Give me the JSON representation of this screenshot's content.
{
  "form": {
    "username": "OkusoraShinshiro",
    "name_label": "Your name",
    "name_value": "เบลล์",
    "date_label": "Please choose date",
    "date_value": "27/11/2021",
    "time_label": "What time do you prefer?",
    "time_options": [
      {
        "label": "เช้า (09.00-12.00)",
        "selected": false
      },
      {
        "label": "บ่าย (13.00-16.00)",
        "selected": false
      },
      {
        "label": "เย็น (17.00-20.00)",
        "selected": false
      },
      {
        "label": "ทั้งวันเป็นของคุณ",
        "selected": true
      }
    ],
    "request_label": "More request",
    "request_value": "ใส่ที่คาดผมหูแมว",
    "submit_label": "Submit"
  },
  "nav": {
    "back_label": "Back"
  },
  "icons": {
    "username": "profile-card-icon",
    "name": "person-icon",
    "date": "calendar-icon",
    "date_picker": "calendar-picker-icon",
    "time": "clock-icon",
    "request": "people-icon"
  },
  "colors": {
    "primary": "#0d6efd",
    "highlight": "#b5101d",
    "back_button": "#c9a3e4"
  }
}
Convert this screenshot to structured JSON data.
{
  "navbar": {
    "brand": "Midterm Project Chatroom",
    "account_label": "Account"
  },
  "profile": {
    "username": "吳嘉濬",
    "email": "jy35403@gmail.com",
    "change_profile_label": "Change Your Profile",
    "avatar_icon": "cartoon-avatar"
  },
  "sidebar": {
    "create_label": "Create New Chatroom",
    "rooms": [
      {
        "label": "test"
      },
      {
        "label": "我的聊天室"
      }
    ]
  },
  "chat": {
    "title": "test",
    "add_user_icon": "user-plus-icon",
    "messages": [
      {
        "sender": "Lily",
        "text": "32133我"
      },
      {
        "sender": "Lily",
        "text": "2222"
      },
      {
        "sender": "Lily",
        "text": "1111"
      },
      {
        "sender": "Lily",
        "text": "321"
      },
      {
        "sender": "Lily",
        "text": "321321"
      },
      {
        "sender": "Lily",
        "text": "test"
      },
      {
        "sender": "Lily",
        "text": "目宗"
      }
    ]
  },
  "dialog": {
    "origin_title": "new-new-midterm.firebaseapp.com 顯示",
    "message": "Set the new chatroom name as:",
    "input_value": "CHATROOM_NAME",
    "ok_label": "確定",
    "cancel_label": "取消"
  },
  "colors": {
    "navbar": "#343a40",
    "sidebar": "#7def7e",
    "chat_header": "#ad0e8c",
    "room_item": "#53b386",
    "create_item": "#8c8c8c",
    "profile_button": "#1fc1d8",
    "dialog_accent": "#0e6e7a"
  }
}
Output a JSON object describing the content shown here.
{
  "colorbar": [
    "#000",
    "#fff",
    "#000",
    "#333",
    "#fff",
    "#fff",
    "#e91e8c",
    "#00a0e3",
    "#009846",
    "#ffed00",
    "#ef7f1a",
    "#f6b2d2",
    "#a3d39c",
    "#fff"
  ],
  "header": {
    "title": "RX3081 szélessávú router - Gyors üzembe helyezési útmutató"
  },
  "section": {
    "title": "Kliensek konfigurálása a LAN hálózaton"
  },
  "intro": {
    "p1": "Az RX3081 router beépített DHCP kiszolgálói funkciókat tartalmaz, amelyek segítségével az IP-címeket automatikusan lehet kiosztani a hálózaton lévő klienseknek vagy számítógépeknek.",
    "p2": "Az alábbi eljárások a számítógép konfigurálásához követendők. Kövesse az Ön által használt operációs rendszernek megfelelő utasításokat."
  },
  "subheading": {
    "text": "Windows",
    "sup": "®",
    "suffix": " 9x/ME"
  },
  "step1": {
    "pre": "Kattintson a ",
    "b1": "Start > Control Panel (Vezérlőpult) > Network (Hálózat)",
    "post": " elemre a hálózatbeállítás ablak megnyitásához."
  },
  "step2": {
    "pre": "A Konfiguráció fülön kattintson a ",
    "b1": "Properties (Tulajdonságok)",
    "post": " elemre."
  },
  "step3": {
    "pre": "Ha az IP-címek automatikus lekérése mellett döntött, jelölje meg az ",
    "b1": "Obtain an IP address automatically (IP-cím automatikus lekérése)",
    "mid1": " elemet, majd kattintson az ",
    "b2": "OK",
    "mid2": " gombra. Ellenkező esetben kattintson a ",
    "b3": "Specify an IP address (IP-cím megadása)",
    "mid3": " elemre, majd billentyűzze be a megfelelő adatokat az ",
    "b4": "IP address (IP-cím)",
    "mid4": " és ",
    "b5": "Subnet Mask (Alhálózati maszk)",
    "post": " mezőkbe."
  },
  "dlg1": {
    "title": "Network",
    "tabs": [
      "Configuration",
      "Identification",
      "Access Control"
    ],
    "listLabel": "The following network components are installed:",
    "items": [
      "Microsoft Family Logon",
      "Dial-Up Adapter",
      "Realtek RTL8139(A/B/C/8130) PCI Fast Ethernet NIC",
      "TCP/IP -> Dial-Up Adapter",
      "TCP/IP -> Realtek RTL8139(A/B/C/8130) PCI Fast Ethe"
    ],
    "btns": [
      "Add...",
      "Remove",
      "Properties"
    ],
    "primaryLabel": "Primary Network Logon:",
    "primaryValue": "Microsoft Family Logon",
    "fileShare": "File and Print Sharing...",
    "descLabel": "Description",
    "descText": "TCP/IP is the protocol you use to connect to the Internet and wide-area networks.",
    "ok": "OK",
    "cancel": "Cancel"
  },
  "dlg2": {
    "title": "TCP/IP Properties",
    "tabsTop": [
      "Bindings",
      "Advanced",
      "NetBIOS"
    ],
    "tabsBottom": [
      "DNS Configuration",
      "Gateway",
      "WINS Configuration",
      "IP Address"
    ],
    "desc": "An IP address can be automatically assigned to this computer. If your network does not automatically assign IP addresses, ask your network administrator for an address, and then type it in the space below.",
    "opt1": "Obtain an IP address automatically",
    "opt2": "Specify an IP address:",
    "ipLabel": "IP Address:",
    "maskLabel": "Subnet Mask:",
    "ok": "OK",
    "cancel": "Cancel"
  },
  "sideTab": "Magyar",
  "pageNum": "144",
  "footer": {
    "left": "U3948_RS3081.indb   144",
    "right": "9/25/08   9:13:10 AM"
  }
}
########################################
*Instructions for the task*: Copy every record exactly, with nothing added or dropped.

*Result*:
Give me the JSON representation of this screenshot's content.
{
  "form": {
    "username": "OkusoraShinshiro",
    "name_label": "Your name",
    "name_value": "เบลล์",
    "date_label": "Please choose date",
    "date_value": "27/11/2021",
    "time_label": "What time do you prefer?",
    "time_options": [
      {
        "label": "เช้า (09.00-12.00)",
        "selected": false
      },
      {
        "label": "บ่าย (13.00-16.00)",
        "selected": false
      },
      {
        "label": "เย็น (17.00-20.00)",
        "selected": false
      },
      {
        "label": "ทั้งวันเป็นของคุณ",
        "selected": true
      }
    ],
    "request_label": "More request",
    "request_value": "ใส่ที่คาดผมหูแมว",
    "submit_label": "Submit"
  },
  "nav": {
    "back_label": "Back"
  },
  "icons": {
    "username": "profile-card-icon",
    "name": "person-icon",
    "date": "calendar-icon",
    "date_picker": "calendar-picker-icon",
    "time": "clock-icon",
    "request": "people-icon"
  },
  "colors": {
    "primary": "#0d6efd",
    "highlight": "#b5101d",
    "back_button": "#c9a3e4"
  }
}
Convert this screenshot to structured JSON data.
{
  "navbar": {
    "brand": "Midterm Project Chatroom",
    "account_label": "Account"
  },
  "profile": {
    "username": "吳嘉濬",
    "email": "jy35403@gmail.com",
    "change_profile_label": "Change Your Profile",
    "avatar_icon": "cartoon-avatar"
  },
  "sidebar": {
    "create_label": "Create New Chatroom",
    "rooms": [
      {
        "label": "test"
      },
      {
        "label": "我的聊天室"
      }
    ]
  },
  "chat": {
    "title": "test",
    "add_user_icon": "user-plus-icon",
    "messages": [
      {
        "sender": "Lily",
        "text": "32133我"
      },
      {
        "sender": "Lily",
        "text": "2222"
      },
      {
        "sender": "Lily",
        "text": "1111"
      },
      {
        "sender": "Lily",
        "text": "321"
      },
      {
        "sender": "Lily",
        "text": "321321"
      },
      {
        "sender": "Lily",
        "text": "test"
      },
      {
        "sender": "Lily",
        "text": "目宗"
      }
    ]
  },
  "dialog": {
    "origin_title": "new-new-midterm.firebaseapp.com 顯示",
    "message": "Set the new chatroom name as:",
    "input_value": "CHATROOM_NAME",
    "ok_label": "確定",
    "cancel_label": "取消"
  },
  "colors": {
    "navbar": "#343a40",
    "sidebar": "#7def7e",
    "chat_header": "#ad0e8c",
    "room_item": "#53b386",
    "create_item": "#8c8c8c",
    "profile_button": "#1fc1d8",
    "dialog_accent": "#0e6e7a"
  }
}
Output a JSON object describing the content shown here.
{
  "colorbar": [
    "#000",
    "#fff",
    "#000",
    "#333",
    "#fff",
    "#fff",
    "#e91e8c",
    "#00a0e3",
    "#009846",
    "#ffed00",
    "#ef7f1a",
    "#f6b2d2",
    "#a3d39c",
    "#fff"
  ],
  "header": {
    "title": "RX3081 szélessávú router - Gyors üzembe helyezési útmutató"
  },
  "section": {
    "title": "Kliensek konfigurálása a LAN hálózaton"
  },
  "intro": {
    "p1": "Az RX3081 router beépített DHCP kiszolgálói funkciókat tartalmaz, amelyek segítségével az IP-címeket automatikusan lehet kiosztani a hálózaton lévő klienseknek vagy számítógépeknek.",
    "p2": "Az alábbi eljárások a számítógép konfigurálásához követendők. Kövesse az Ön által használt operációs rendszernek megfelelő utasításokat."
  },
  "subheading": {
    "text": "Windows",
    "sup": "®",
    "suffix": " 9x/ME"
  },
  "step1": {
    "pre": "Kattintson a ",
    "b1": "Start > Control Panel (Vezérlőpult) > Network (Hálózat)",
    "post": " elemre a hálózatbeállítás ablak megnyitásához."
  },
  "step2": {
    "pre": "A Konfiguráció fülön kattintson a ",
    "b1": "Properties (Tulajdonságok)",
    "post": " elemre."
  },
  "step3": {
    "pre": "Ha az IP-címek automatikus lekérése mellett döntött, jelölje meg az ",
    "b1": "Obtain an IP address automatically (IP-cím automatikus lekérése)",
    "mid1": " elemet, majd kattintson az ",
    "b2": "OK",
    "mid2": " gombra. Ellenkező esetben kattintson a ",
    "b3": "Specify an IP address (IP-cím megadása)",
    "mid3": " elemre, majd billentyűzze be a megfelelő adatokat az ",
    "b4": "IP address (IP-cím)",
    "mid4": " és ",
    "b5": "Subnet Mask (Alhálózati maszk)",
    "post": " mezőkbe."
  },
  "dlg1": {
    "title": "Network",
    "tabs": [
      "Configuration",
      "Identification",
      "Access Control"
    ],
    "listLabel": "The following network components are installed:",
    "items": [
      "Microsoft Family Logon",
      "Dial-Up Adapter",
      "Realtek RTL8139(A/B/C/8130) PCI Fast Ethernet NIC",
      "TCP/IP -> Dial-Up Adapter",
      "TCP/IP -> Realtek RTL8139(A/B/C/8130) PCI Fast Ethe"
    ],
    "btns": [
      "Add...",
      "Remove",
      "Properties"
    ],
    "primaryLabel": "Primary Network Logon:",
    "primaryValue": "Microsoft Family Logon",
    "fileShare": "File and Print Sharing...",
    "descLabel": "Description",
    "descText": "TCP/IP is the protocol you use to connect to the Internet and wide-area networks.",
    "ok": "OK",
    "cancel": "Cancel"
  },
  "dlg2": {
    "title": "TCP/IP Properties",
    "tabsTop": [
      "Bindings",
      "Advanced",
      "NetBIOS"
    ],
    "tabsBottom": [
      "DNS Configuration",
      "Gateway",
      "WINS Configuration",
      "IP Address"
    ],
    "desc": "An IP address can be automatically assigned to this computer. If your network does not automatically assign IP addresses, ask your network administrator for an address, and then type it in the space below.",
    "opt1": "Obtain an IP address automatically",
    "opt2": "Specify an IP address:",
    "ipLabel": "IP Address:",
    "maskLabel": "Subnet Mask:",
    "ok": "OK",
    "cancel": "Cancel"
  },
  "sideTab": "Magyar",
  "pageNum": "144",
  "footer": {
    "left": "U3948_RS3081.indb   144",
    "right": "9/25/08   9:13:10 AM"
  }
}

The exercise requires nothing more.